> Brano fornito
---
Al contempo, si deve considerare che soltanto una domanda qualificata dall’utilizzo finale (ampliamento piuttosto che sostituzione edilizia) potrebbe permettere al Comune di verificare l’uso “prioritario” dei crediti di origine pubblica negli interventi di cui all’art. 6 (v. infra).

Potrebbero inoltre trovare cittadinanza in certi casi limitati anche dei criteri aggiuntivi, di tipo tecnico-qualitativo, capaci di selezionare come migliore offerente il soggetto disposto a diventare partner del Comune nell’ambito di un’operazione complessa di riordino urbano, con relativi obblighi, diritti e facoltà.

Il problema di fondo, di non facile soluzione, è però come conciliare tutti questi ulteriori elementi di valutazione “di merito” col principio di libera circolazione dei crediti edilizi fissato in via generale, e non per i soli crediti di origine privata, dall’art. 4, comma 5, della legge: se infatti per aggiudicarsi i crediti iscritti dal Comune sarà necessario impegnarsi a usarli in un ampliamento, l’acquirente non potrà che usarli direttamente o vincolarsi a rivenderli solo a chi a sua volta intenda usarli allo stesso modo, il che (al netto della difficoltà di immaginare verifiche e o sanzioni applicabili ai successivi aventi causa) sposterà solo la questione a valle visto che anche tale ultimo acquirente dovrebbe a sua volta obbligarsi.
---
> Dati archiviati
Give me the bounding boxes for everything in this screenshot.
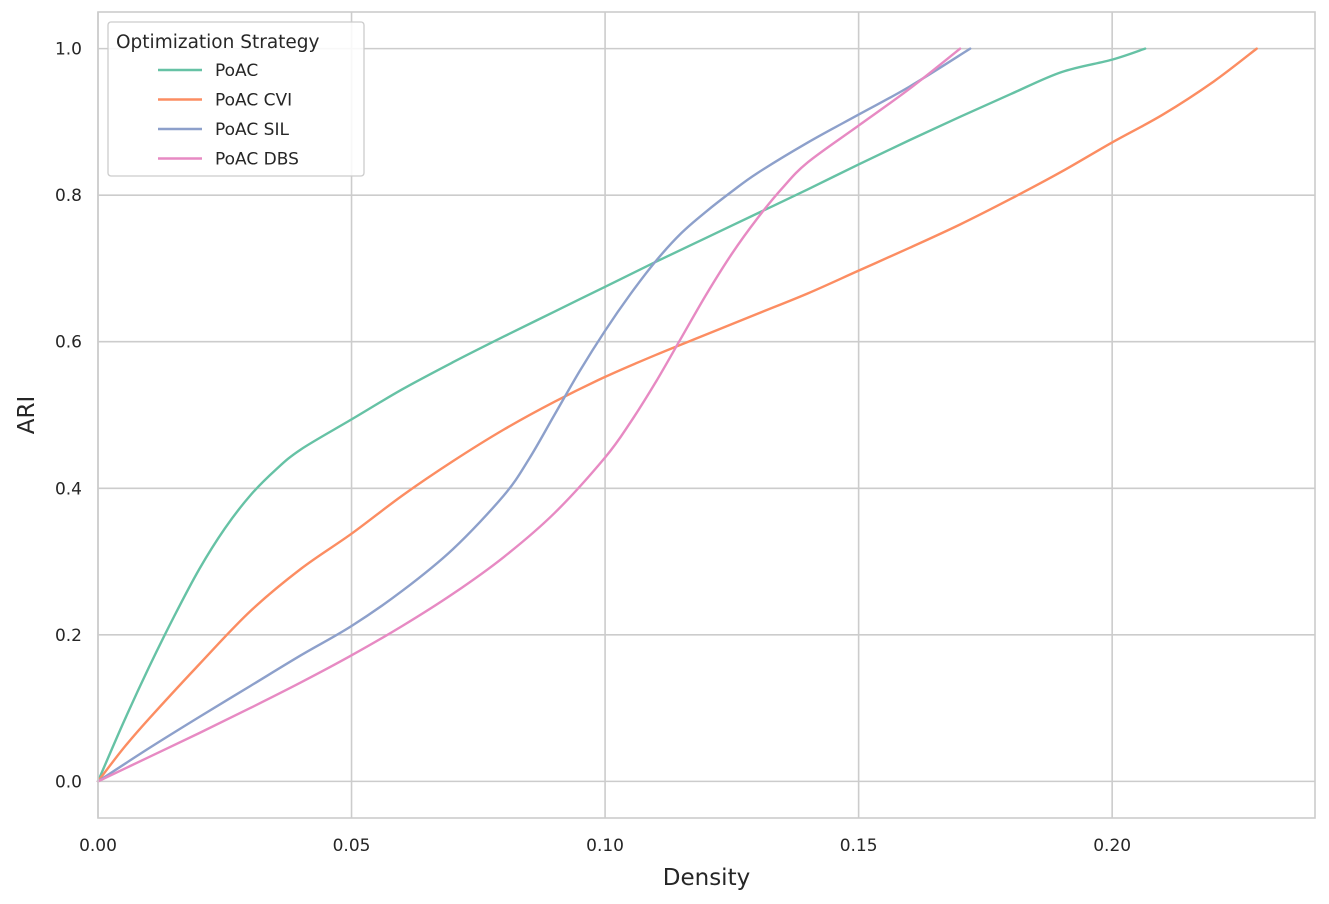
legend: Optimization Strategy PoAC PoAC CVI PoAC S… bbox=[107, 21, 365, 177]
legend-box bbox=[107, 21, 365, 177]
series-line-poac-sil bbox=[96, 47, 972, 783]
x-tick-label: 0.15 bbox=[840, 836, 878, 856]
legend-items: PoAC PoAC CVI PoAC SIL PoAC DBS bbox=[158, 61, 299, 170]
series-line-poac bbox=[96, 47, 1147, 783]
series-line-poac-cvi bbox=[96, 47, 1258, 783]
series-line-poac-dbs bbox=[96, 47, 962, 783]
legend-label-poac-cvi: PoAC CVI bbox=[215, 91, 292, 111]
plot-frame bbox=[97, 11, 1316, 819]
legend-label-poac-sil: PoAC SIL bbox=[215, 120, 289, 140]
y-tick-label: 0.4 bbox=[55, 479, 82, 499]
y-tick-labels: 0.0 0.2 0.4 0.6 0.8 1.0 bbox=[55, 40, 82, 793]
legend-title: Optimization Strategy bbox=[116, 32, 320, 53]
y-tick-label: 0.8 bbox=[55, 186, 82, 206]
x-tick-label: 0.20 bbox=[1093, 836, 1131, 856]
series-lines bbox=[96, 47, 1258, 783]
x-tick-label: 0.05 bbox=[333, 836, 371, 856]
legend-label-poac: PoAC bbox=[215, 61, 258, 81]
x-tick-labels: 0.00 0.05 0.10 0.15 0.20 bbox=[79, 836, 1131, 856]
y-tick-label: 0.6 bbox=[55, 333, 82, 353]
x-axis-title: Density bbox=[663, 865, 750, 891]
y-tick-label: 0.2 bbox=[55, 626, 82, 646]
x-tick-label: 0.10 bbox=[586, 836, 624, 856]
legend-label-poac-dbs: PoAC DBS bbox=[215, 150, 299, 170]
y-tick-label: 1.0 bbox=[55, 40, 82, 60]
y-axis-title: ARI bbox=[14, 396, 40, 435]
x-tick-label: 0.00 bbox=[79, 836, 117, 856]
y-tick-label: 0.0 bbox=[55, 772, 82, 792]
---
> Compiti da svolgere
1 > Nel brano sui crediti edilizi, perché l'obbligo di usare in un ampliamento i crediti iscritti dal Comune sposterebbe la questione soltanto a valle? Rispondi in non più di tre frasi.
2 > Prosegui il brano sui crediti edilizi a partire dalla sua ultima frase.

> Le risposte
1 > Chi si aggiudica i crediti potrebbe solo usarli direttamente oppure impegnarsi a rivenderli esclusivamente a chi intenda usarli allo stesso modo. Anche quest'ultimo acquirente dovrebbe quindi a sua volta obbligarsi, e il problema si ripresenterebbe a ogni passaggio successivo.

2 >
In attesa che la Giunta regionale definisca la questione, è presumibile che alla fine si scelga di prevedere come regola di base la pubblicazione in ogni caso dell’offerta pervenuta e l’assegnazione di un termine di rilancio a chi volesse concorrere in tutto o in parte per gli stessi crediti.

Un possibile criterio preferenziale potrebbe essere accordato, oltre che a chi offre di più per la stessa quantità di crediti[9], a chi sia disposto ad acquistare più crediti, e soprattutto (se si risolve il problema del rapporto col principio della libera circolazione) a chi intendesse acquistarli in funzione di un determinato utilizzo ritenuto a monte maggiormente rispondente al pubblico interesse.

Si potrebbe pensare, ancora, a una distinzione fra crediti pubblici in tutto omogenei a quelli privati e crediti pubblici “speciali” in quanto esercitabili solo in certe aree riceventi (sul tema, torneremo fra poco), e consentire ai secondi di essere messi sul mercato a trattativa privata coi soli proprietari interessati.

Come si vede, le soluzioni e soprattutto le ipotesi sono molteplici, come spesso avviene nelle materie esplorate tanto nella teoria quanto poco nella pratica.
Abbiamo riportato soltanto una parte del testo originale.